> _INSTRUCTIONS TO FOLLOW_: Copy out each line that has "zagrożenia" in it.

> _INPUT RECORDS_:
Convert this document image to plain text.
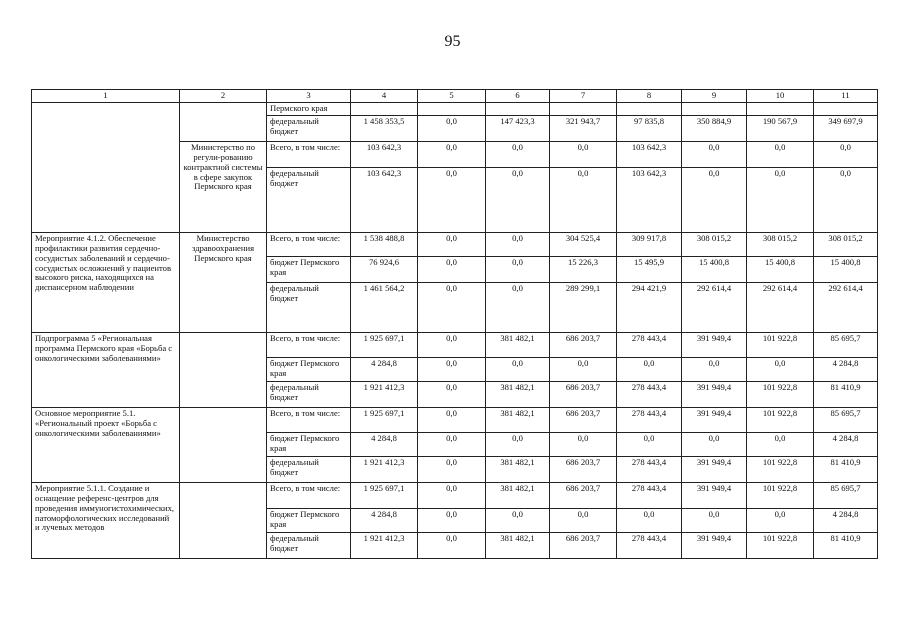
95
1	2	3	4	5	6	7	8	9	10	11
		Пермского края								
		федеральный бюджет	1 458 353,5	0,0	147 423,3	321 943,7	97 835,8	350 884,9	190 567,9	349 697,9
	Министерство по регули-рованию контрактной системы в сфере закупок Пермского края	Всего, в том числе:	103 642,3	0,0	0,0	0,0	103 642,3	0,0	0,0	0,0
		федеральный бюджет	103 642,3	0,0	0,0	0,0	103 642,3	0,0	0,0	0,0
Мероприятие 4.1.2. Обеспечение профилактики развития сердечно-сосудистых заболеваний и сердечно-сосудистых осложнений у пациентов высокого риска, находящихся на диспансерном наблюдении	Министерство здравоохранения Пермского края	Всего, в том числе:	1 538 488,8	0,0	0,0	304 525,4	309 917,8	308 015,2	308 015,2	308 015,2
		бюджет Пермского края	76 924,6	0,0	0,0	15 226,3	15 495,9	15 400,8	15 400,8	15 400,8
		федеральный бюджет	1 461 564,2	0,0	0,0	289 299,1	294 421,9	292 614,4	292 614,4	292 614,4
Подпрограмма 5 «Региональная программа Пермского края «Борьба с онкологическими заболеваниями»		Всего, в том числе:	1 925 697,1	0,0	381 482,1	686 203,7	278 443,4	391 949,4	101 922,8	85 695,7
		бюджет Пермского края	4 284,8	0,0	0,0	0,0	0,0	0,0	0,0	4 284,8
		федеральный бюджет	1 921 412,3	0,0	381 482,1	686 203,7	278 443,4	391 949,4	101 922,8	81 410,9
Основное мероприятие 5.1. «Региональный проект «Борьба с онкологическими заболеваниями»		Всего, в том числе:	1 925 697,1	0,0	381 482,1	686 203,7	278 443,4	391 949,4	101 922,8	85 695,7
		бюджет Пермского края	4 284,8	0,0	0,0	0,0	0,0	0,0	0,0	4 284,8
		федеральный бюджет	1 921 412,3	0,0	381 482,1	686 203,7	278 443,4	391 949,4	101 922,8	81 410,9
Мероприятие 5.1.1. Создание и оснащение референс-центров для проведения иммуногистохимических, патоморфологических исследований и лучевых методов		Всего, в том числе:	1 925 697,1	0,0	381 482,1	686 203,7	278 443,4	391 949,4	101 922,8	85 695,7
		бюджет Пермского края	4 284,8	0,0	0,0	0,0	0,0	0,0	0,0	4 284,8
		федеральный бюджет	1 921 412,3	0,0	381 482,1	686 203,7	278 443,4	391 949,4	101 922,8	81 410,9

--

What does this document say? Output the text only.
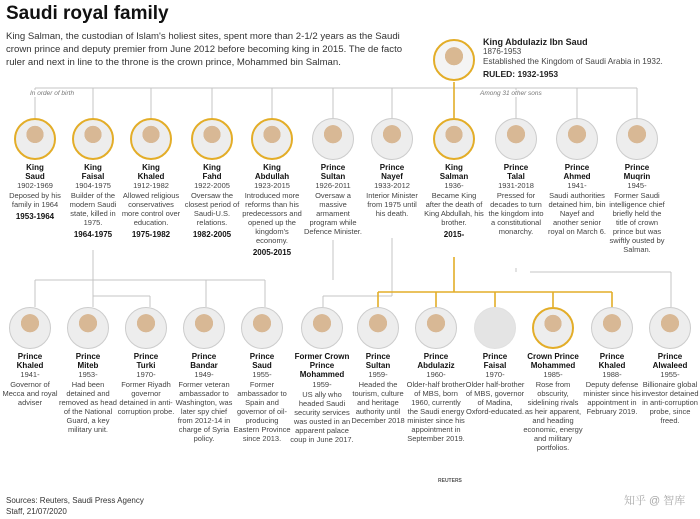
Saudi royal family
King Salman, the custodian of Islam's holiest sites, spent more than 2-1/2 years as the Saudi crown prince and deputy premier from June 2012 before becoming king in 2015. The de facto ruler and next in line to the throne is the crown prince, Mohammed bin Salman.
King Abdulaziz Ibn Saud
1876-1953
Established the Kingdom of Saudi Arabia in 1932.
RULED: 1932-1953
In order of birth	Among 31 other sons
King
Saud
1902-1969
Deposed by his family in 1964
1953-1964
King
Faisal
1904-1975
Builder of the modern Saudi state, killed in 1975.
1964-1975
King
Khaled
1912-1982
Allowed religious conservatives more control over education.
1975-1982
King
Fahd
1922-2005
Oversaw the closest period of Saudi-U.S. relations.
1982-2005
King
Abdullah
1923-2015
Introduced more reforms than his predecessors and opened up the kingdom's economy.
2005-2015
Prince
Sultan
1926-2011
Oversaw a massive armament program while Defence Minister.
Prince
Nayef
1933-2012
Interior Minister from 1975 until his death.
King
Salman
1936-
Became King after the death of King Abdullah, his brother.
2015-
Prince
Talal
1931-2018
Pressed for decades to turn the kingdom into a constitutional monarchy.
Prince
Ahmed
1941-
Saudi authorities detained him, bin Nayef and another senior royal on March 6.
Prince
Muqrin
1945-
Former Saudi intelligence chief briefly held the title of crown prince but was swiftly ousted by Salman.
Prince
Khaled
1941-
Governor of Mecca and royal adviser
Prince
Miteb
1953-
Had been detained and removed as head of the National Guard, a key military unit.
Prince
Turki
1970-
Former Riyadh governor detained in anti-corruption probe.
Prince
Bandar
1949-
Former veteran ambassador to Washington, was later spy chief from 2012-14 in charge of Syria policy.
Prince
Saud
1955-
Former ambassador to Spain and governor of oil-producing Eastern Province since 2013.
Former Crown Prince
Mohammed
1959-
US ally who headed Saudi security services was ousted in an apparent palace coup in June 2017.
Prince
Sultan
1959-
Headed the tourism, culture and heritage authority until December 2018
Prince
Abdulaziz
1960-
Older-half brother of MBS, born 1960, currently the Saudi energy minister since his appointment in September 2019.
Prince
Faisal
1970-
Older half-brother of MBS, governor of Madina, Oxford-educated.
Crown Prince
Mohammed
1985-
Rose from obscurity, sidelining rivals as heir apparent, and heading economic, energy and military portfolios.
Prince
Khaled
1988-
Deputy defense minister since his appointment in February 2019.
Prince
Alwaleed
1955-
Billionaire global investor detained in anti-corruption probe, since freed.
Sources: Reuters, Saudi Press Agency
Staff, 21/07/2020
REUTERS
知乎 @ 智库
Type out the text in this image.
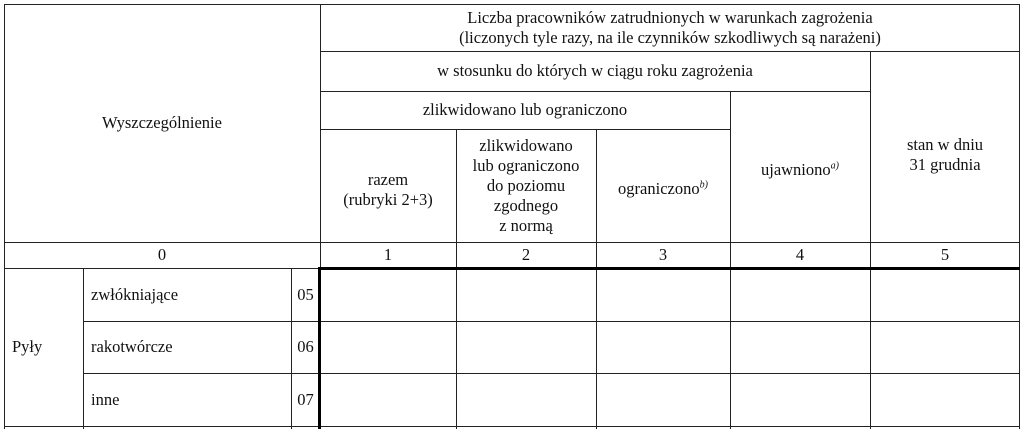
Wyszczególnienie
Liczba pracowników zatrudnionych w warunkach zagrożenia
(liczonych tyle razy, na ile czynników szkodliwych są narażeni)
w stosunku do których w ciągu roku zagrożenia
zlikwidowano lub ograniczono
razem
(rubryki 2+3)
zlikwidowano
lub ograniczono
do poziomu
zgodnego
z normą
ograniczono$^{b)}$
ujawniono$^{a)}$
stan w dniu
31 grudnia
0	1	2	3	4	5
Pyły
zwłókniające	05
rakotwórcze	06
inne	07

* * *

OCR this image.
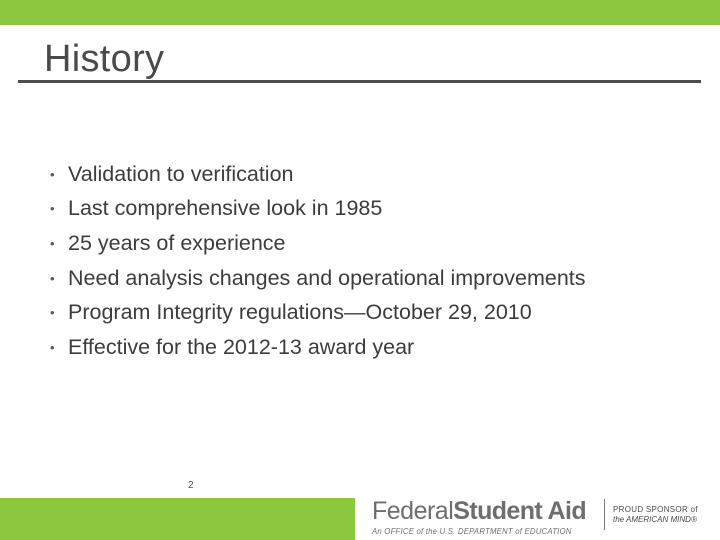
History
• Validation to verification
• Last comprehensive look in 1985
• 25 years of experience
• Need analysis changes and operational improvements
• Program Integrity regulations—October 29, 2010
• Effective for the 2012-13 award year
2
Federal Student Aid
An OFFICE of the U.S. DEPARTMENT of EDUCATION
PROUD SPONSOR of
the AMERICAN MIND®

> _FULL ANSWER_:
Liczba pracowników zatrudnionych w warunkach zagrożenia
w stosunku do których w ciągu roku zagrożenia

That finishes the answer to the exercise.